_Job_
Output the material below in its entirety, exactly as given.
— Start Records for this task —
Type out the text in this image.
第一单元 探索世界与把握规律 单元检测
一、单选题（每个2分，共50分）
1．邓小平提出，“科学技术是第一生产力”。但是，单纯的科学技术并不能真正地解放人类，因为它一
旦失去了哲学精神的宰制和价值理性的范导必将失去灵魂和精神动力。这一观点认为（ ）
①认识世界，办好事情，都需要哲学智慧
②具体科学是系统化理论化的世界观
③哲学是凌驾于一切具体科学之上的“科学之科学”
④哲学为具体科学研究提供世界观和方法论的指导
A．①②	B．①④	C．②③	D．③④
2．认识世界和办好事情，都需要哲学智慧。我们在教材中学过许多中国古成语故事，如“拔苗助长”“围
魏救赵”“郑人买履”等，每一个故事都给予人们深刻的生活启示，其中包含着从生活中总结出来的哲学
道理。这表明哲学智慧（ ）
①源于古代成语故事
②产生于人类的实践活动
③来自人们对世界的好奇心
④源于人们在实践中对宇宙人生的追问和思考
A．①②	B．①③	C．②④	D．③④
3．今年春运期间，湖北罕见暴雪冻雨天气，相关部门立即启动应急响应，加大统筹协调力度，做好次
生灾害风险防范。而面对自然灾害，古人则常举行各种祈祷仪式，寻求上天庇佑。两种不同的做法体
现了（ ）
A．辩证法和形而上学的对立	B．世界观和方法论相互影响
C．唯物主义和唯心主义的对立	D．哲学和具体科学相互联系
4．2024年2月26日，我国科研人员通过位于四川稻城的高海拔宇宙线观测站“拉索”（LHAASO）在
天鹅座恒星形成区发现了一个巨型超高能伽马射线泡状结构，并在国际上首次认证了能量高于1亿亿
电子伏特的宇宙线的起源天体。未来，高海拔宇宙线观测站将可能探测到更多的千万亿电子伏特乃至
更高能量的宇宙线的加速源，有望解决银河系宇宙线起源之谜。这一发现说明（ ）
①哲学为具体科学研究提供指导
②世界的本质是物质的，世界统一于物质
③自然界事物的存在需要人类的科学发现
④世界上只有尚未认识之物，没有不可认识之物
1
— End Records for this task —
_Result for this task_
Type out the text in this image.
第一单元 探索世界与把握规律 单元检测
一、单选题（每个2分，共50分）
1．邓小平提出，“科学技术是第一生产力”。但是，单纯的科学技术并不能真正地解放人类，因为它一
旦失去了哲学精神的宰制和价值理性的范导必将失去灵魂和精神动力。这一观点认为（ ）
①认识世界，办好事情，都需要哲学智慧
②具体科学是系统化理论化的世界观
③哲学是凌驾于一切具体科学之上的“科学之科学”
④哲学为具体科学研究提供世界观和方法论的指导
A．①②	B．①④	C．②③	D．③④
2．认识世界和办好事情，都需要哲学智慧。我们在教材中学过许多中国古成语故事，如“拔苗助长”“围
魏救赵”“郑人买履”等，每一个故事都给予人们深刻的生活启示，其中包含着从生活中总结出来的哲学
道理。这表明哲学智慧（ ）
①源于古代成语故事
②产生于人类的实践活动
③来自人们对世界的好奇心
④源于人们在实践中对宇宙人生的追问和思考
A．①②	B．①③	C．②④	D．③④
3．今年春运期间，湖北罕见暴雪冻雨天气，相关部门立即启动应急响应，加大统筹协调力度，做好次
生灾害风险防范。而面对自然灾害，古人则常举行各种祈祷仪式，寻求上天庇佑。两种不同的做法体
现了（ ）
A．辩证法和形而上学的对立	B．世界观和方法论相互影响
C．唯物主义和唯心主义的对立	D．哲学和具体科学相互联系
4．2024年2月26日，我国科研人员通过位于四川稻城的高海拔宇宙线观测站“拉索”（LHAASO）在
天鹅座恒星形成区发现了一个巨型超高能伽马射线泡状结构，并在国际上首次认证了能量高于1亿亿
电子伏特的宇宙线的起源天体。未来，高海拔宇宙线观测站将可能探测到更多的千万亿电子伏特乃至
更高能量的宇宙线的加速源，有望解决银河系宇宙线起源之谜。这一发现说明（ ）
①哲学为具体科学研究提供指导
②世界的本质是物质的，世界统一于物质
③自然界事物的存在需要人类的科学发现
④世界上只有尚未认识之物，没有不可认识之物
1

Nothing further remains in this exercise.